Exercise requirements:
Reproduce every entry exactly.

(Dataset excerpts)
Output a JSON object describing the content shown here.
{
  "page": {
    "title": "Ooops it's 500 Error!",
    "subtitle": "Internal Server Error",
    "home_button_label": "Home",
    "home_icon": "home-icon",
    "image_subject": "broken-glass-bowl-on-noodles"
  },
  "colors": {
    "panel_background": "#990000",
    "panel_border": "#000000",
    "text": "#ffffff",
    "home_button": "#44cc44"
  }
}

Written solution:
Output a JSON object describing the content shown here.
{
  "page": {
    "title": "Ooops it's 500 Error!",
    "subtitle": "Internal Server Error",
    "home_button_label": "Home",
    "home_icon": "home-icon",
    "image_subject": "broken-glass-bowl-on-noodles"
  },
  "colors": {
    "panel_background": "#990000",
    "panel_border": "#000000",
    "text": "#ffffff",
    "home_button": "#44cc44"
  }
}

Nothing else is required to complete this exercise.